Exercise instructions: Write each line word for word, from the line that contains "Enumerate this screenshot's" through the last line of the material below.
-- START Data extract --
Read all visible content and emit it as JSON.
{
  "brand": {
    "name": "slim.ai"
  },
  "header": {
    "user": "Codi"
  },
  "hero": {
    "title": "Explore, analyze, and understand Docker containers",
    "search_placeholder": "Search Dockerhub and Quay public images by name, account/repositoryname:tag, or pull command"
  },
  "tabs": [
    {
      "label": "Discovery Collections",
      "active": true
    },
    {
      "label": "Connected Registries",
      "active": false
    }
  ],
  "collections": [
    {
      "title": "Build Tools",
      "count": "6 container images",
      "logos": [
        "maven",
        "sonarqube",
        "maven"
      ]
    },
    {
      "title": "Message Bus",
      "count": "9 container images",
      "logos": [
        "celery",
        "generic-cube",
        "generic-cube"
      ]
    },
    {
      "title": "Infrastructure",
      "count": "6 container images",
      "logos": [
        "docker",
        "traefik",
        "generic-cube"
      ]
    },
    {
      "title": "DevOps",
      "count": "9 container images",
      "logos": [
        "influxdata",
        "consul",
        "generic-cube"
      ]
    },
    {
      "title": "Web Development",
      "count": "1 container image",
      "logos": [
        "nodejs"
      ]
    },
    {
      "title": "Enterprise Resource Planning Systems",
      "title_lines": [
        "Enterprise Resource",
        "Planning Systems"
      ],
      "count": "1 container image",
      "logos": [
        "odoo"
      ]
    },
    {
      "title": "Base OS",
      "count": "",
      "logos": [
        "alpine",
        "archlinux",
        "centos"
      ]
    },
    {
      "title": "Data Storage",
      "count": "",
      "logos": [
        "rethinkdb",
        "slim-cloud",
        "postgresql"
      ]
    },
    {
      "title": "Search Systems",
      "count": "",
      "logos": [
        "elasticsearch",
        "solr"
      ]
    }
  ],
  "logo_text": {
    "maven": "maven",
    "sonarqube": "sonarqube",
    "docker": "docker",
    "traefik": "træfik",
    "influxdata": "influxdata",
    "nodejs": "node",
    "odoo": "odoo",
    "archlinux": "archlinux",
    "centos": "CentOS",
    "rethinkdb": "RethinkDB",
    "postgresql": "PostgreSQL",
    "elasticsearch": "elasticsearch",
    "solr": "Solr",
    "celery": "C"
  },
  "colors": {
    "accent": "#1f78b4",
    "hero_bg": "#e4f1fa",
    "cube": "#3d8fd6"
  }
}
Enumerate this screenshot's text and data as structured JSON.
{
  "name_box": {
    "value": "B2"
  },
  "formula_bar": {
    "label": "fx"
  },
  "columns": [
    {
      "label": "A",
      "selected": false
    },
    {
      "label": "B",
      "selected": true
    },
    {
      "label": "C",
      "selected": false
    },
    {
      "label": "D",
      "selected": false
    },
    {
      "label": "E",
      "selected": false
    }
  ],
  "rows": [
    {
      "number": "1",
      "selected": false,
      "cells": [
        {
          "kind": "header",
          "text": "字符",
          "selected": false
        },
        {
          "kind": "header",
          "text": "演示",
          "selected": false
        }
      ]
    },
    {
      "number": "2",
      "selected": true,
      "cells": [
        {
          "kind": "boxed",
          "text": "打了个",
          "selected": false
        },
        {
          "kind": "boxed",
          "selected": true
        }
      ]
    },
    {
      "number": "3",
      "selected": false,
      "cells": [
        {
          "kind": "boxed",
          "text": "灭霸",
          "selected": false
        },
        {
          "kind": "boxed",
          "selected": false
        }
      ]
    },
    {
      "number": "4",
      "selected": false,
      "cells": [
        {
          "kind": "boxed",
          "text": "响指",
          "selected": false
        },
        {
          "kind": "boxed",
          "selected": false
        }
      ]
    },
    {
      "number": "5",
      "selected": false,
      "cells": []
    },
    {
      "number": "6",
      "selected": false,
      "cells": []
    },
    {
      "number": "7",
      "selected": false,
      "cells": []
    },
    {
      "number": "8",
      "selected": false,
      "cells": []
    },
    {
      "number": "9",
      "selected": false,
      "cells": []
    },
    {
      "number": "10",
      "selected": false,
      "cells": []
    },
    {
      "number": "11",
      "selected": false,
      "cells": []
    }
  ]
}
-- END Data extract --
Output of the task:
Enumerate this screenshot's text and data as structured JSON.
{
  "name_box": {
    "value": "B2"
  },
  "formula_bar": {
    "label": "fx"
  },
  "columns": [
    {
      "label": "A",
      "selected": false
    },
    {
      "label": "B",
      "selected": true
    },
    {
      "label": "C",
      "selected": false
    },
    {
      "label": "D",
      "selected": false
    },
    {
      "label": "E",
      "selected": false
    }
  ],
  "rows": [
    {
      "number": "1",
      "selected": false,
      "cells": [
        {
          "kind": "header",
          "text": "字符",
          "selected": false
        },
        {
          "kind": "header",
          "text": "演示",
          "selected": false
        }
      ]
    },
    {
      "number": "2",
      "selected": true,
      "cells": [
        {
          "kind": "boxed",
          "text": "打了个",
          "selected": false
        },
        {
          "kind": "boxed",
          "selected": true
        }
      ]
    },
    {
      "number": "3",
      "selected": false,
      "cells": [
        {
          "kind": "boxed",
          "text": "灭霸",
          "selected": false
        },
        {
          "kind": "boxed",
          "selected": false
        }
      ]
    },
    {
      "number": "4",
      "selected": false,
      "cells": [
        {
          "kind": "boxed",
          "text": "响指",
          "selected": false
        },
        {
          "kind": "boxed",
          "selected": false
        }
      ]
    },
    {
      "number": "5",
      "selected": false,
      "cells": []
    },
    {
      "number": "6",
      "selected": false,
      "cells": []
    },
    {
      "number": "7",
      "selected": false,
      "cells": []
    },
    {
      "number": "8",
      "selected": false,
      "cells": []
    },
    {
      "number": "9",
      "selected": false,
      "cells": []
    },
    {
      "number": "10",
      "selected": false,
      "cells": []
    },
    {
      "number": "11",
      "selected": false,
      "cells": []
    }
  ]
}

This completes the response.